▸ **WHAT YOU WILL DO**
Below are some records; reproduce every one of them exactly.

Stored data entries
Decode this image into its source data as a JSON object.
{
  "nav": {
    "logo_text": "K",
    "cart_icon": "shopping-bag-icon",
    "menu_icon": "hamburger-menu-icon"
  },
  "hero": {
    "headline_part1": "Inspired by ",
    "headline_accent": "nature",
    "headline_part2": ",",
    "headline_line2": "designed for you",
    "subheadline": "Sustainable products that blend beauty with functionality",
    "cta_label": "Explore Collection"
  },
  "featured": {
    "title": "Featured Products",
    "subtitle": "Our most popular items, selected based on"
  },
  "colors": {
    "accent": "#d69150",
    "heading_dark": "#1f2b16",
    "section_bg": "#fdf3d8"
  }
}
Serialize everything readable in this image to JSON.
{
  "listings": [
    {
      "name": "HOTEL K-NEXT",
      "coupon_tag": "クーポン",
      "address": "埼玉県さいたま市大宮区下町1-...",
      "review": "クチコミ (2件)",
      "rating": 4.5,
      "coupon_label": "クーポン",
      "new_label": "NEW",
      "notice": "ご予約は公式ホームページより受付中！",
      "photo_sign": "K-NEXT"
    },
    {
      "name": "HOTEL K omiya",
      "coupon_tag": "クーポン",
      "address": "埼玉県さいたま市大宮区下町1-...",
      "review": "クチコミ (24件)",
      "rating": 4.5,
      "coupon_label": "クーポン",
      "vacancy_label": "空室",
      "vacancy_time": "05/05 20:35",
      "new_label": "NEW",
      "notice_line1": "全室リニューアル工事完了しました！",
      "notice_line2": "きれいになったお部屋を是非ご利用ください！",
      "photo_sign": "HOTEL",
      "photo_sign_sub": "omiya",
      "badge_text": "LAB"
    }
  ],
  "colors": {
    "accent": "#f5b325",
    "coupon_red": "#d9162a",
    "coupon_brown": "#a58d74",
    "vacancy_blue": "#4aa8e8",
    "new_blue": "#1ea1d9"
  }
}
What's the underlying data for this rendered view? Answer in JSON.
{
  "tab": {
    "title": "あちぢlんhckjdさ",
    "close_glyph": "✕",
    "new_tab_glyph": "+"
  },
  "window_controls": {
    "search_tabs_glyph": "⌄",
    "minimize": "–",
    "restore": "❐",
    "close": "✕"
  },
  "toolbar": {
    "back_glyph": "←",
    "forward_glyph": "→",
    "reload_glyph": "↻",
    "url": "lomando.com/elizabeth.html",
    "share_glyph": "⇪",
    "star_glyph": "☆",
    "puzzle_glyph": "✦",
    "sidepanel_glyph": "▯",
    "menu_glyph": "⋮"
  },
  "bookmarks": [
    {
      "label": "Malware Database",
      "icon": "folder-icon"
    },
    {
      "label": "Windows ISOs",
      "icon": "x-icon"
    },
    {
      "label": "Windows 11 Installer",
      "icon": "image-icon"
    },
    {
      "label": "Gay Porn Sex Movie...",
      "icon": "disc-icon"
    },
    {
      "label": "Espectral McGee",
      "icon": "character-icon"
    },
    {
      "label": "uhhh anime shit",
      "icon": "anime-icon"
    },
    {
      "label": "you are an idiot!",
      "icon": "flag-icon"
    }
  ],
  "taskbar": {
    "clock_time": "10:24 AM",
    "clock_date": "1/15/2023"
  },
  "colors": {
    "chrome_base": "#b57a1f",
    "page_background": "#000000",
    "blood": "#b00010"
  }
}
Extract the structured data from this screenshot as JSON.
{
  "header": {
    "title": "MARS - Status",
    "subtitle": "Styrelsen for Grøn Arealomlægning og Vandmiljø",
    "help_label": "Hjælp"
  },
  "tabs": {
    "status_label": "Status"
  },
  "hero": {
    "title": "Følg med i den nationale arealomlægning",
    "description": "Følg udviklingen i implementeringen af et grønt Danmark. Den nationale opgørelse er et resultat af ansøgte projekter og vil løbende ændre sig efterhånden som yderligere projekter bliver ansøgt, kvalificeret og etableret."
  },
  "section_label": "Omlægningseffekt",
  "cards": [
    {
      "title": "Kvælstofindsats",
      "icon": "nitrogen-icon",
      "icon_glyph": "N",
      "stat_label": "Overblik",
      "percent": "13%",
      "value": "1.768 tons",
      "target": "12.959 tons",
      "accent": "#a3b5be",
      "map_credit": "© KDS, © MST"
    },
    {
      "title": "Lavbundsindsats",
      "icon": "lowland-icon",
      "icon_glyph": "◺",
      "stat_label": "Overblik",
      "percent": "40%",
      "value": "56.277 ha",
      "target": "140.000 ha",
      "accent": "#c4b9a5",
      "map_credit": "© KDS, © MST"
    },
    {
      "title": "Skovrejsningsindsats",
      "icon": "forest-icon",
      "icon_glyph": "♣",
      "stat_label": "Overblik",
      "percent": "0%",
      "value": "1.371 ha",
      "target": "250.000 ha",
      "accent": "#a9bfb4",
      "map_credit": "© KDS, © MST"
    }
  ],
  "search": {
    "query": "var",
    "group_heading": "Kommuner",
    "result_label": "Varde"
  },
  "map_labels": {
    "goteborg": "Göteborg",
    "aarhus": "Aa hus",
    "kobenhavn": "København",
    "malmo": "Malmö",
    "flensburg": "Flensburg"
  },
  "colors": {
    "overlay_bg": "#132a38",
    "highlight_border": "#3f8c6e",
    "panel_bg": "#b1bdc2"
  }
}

▸ **THE RESPONSE**
Decode this image into its source data as a JSON object.
{
  "nav": {
    "logo_text": "K",
    "cart_icon": "shopping-bag-icon",
    "menu_icon": "hamburger-menu-icon"
  },
  "hero": {
    "headline_part1": "Inspired by ",
    "headline_accent": "nature",
    "headline_part2": ",",
    "headline_line2": "designed for you",
    "subheadline": "Sustainable products that blend beauty with functionality",
    "cta_label": "Explore Collection"
  },
  "featured": {
    "title": "Featured Products",
    "subtitle": "Our most popular items, selected based on"
  },
  "colors": {
    "accent": "#d69150",
    "heading_dark": "#1f2b16",
    "section_bg": "#fdf3d8"
  }
}
Serialize everything readable in this image to JSON.
{
  "listings": [
    {
      "name": "HOTEL K-NEXT",
      "coupon_tag": "クーポン",
      "address": "埼玉県さいたま市大宮区下町1-...",
      "review": "クチコミ (2件)",
      "rating": 4.5,
      "coupon_label": "クーポン",
      "new_label": "NEW",
      "notice": "ご予約は公式ホームページより受付中！",
      "photo_sign": "K-NEXT"
    },
    {
      "name": "HOTEL K omiya",
      "coupon_tag": "クーポン",
      "address": "埼玉県さいたま市大宮区下町1-...",
      "review": "クチコミ (24件)",
      "rating": 4.5,
      "coupon_label": "クーポン",
      "vacancy_label": "空室",
      "vacancy_time": "05/05 20:35",
      "new_label": "NEW",
      "notice_line1": "全室リニューアル工事完了しました！",
      "notice_line2": "きれいになったお部屋を是非ご利用ください！",
      "photo_sign": "HOTEL",
      "photo_sign_sub": "omiya",
      "badge_text": "LAB"
    }
  ],
  "colors": {
    "accent": "#f5b325",
    "coupon_red": "#d9162a",
    "coupon_brown": "#a58d74",
    "vacancy_blue": "#4aa8e8",
    "new_blue": "#1ea1d9"
  }
}
What's the underlying data for this rendered view? Answer in JSON.
{
  "tab": {
    "title": "あちぢlんhckjdさ",
    "close_glyph": "✕",
    "new_tab_glyph": "+"
  },
  "window_controls": {
    "search_tabs_glyph": "⌄",
    "minimize": "–",
    "restore": "❐",
    "close": "✕"
  },
  "toolbar": {
    "back_glyph": "←",
    "forward_glyph": "→",
    "reload_glyph": "↻",
    "url": "lomando.com/elizabeth.html",
    "share_glyph": "⇪",
    "star_glyph": "☆",
    "puzzle_glyph": "✦",
    "sidepanel_glyph": "▯",
    "menu_glyph": "⋮"
  },
  "bookmarks": [
    {
      "label": "Malware Database",
      "icon": "folder-icon"
    },
    {
      "label": "Windows ISOs",
      "icon": "x-icon"
    },
    {
      "label": "Windows 11 Installer",
      "icon": "image-icon"
    },
    {
      "label": "Gay Porn Sex Movie...",
      "icon": "disc-icon"
    },
    {
      "label": "Espectral McGee",
      "icon": "character-icon"
    },
    {
      "label": "uhhh anime shit",
      "icon": "anime-icon"
    },
    {
      "label": "you are an idiot!",
      "icon": "flag-icon"
    }
  ],
  "taskbar": {
    "clock_time": "10:24 AM",
    "clock_date": "1/15/2023"
  },
  "colors": {
    "chrome_base": "#b57a1f",
    "page_background": "#000000",
    "blood": "#b00010"
  }
}
Extract the structured data from this screenshot as JSON.
{
  "header": {
    "title": "MARS - Status",
    "subtitle": "Styrelsen for Grøn Arealomlægning og Vandmiljø",
    "help_label": "Hjælp"
  },
  "tabs": {
    "status_label": "Status"
  },
  "hero": {
    "title": "Følg med i den nationale arealomlægning",
    "description": "Følg udviklingen i implementeringen af et grønt Danmark. Den nationale opgørelse er et resultat af ansøgte projekter og vil løbende ændre sig efterhånden som yderligere projekter bliver ansøgt, kvalificeret og etableret."
  },
  "section_label": "Omlægningseffekt",
  "cards": [
    {
      "title": "Kvælstofindsats",
      "icon": "nitrogen-icon",
      "icon_glyph": "N",
      "stat_label": "Overblik",
      "percent": "13%",
      "value": "1.768 tons",
      "target": "12.959 tons",
      "accent": "#a3b5be",
      "map_credit": "© KDS, © MST"
    },
    {
      "title": "Lavbundsindsats",
      "icon": "lowland-icon",
      "icon_glyph": "◺",
      "stat_label": "Overblik",
      "percent": "40%",
      "value": "56.277 ha",
      "target": "140.000 ha",
      "accent": "#c4b9a5",
      "map_credit": "© KDS, © MST"
    },
    {
      "title": "Skovrejsningsindsats",
      "icon": "forest-icon",
      "icon_glyph": "♣",
      "stat_label": "Overblik",
      "percent": "0%",
      "value": "1.371 ha",
      "target": "250.000 ha",
      "accent": "#a9bfb4",
      "map_credit": "© KDS, © MST"
    }
  ],
  "search": {
    "query": "var",
    "group_heading": "Kommuner",
    "result_label": "Varde"
  },
  "map_labels": {
    "goteborg": "Göteborg",
    "aarhus": "Aa hus",
    "kobenhavn": "København",
    "malmo": "Malmö",
    "flensburg": "Flensburg"
  },
  "colors": {
    "overlay_bg": "#132a38",
    "highlight_border": "#3f8c6e",
    "panel_bg": "#b1bdc2"
  }
}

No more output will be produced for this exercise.